>>>>
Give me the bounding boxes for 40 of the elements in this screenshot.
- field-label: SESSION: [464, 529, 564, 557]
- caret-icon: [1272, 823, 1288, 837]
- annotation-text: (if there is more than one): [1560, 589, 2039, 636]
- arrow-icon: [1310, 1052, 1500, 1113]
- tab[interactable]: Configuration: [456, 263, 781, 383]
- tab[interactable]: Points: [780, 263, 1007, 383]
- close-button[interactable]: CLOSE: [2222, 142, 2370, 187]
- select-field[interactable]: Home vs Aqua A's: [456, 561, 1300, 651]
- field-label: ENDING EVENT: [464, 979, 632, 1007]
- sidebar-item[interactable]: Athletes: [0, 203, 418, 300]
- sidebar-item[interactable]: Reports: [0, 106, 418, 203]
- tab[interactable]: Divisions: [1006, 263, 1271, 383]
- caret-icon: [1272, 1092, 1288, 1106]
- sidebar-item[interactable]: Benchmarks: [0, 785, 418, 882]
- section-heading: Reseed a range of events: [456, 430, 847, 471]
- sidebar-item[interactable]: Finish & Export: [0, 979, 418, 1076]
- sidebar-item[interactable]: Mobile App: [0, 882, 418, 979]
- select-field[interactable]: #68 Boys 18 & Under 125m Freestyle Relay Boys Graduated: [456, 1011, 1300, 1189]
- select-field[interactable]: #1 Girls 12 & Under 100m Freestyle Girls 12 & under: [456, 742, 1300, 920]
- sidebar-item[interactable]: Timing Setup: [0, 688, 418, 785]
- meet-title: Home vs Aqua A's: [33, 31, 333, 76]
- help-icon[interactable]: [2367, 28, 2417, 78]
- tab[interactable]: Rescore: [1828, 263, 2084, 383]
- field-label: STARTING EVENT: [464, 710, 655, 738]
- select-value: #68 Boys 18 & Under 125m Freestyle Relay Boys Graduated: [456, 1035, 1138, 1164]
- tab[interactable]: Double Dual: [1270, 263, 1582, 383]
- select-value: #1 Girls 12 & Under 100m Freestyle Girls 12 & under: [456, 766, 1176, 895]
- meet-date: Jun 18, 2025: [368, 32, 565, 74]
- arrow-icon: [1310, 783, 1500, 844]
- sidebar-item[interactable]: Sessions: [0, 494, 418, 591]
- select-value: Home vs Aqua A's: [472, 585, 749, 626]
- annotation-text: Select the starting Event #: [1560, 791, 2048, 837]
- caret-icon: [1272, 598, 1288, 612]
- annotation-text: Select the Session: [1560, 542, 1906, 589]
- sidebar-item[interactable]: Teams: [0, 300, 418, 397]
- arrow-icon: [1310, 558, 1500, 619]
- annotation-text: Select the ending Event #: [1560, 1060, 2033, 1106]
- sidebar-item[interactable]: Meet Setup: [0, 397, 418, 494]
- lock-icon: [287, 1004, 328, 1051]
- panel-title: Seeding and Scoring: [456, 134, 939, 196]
<<<<
### What is being asked:
Rewrite the records from their first line through the line containing "- sidebar-item[interactable]: Timing", inclusive, replacing each "select-field" with "dropdown" and leaving everything else unchanged.

### Response:
Give me the bounding boxes for 40 of the elements in this screenshot.
- field-label: SESSION: [464, 529, 564, 557]
- caret-icon: [1272, 823, 1288, 837]
- annotation-text: (if there is more than one): [1560, 589, 2039, 636]
- arrow-icon: [1310, 1052, 1500, 1113]
- tab[interactable]: Configuration: [456, 263, 781, 383]
- tab[interactable]: Points: [780, 263, 1007, 383]
- close-button[interactable]: CLOSE: [2222, 142, 2370, 187]
- dropdown[interactable]: Home vs Aqua A's: [456, 561, 1300, 651]
- field-label: ENDING EVENT: [464, 979, 632, 1007]
- sidebar-item[interactable]: Athletes: [0, 203, 418, 300]
- sidebar-item[interactable]: Reports: [0, 106, 418, 203]
- tab[interactable]: Divisions: [1006, 263, 1271, 383]
- caret-icon: [1272, 1092, 1288, 1106]
- sidebar-item[interactable]: Benchmarks: [0, 785, 418, 882]
- section-heading: Reseed a range of events: [456, 430, 847, 471]
- sidebar-item[interactable]: Finish & Export: [0, 979, 418, 1076]
- sidebar-item[interactable]: Mobile App: [0, 882, 418, 979]
- dropdown[interactable]: #68 Boys 18 & Under 125m Freestyle Relay Boys Graduated: [456, 1011, 1300, 1189]
- dropdown[interactable]: #1 Girls 12 & Under 100m Freestyle Girls 12 & under: [456, 742, 1300, 920]
- sidebar-item[interactable]: Timing Setup: [0, 688, 418, 785]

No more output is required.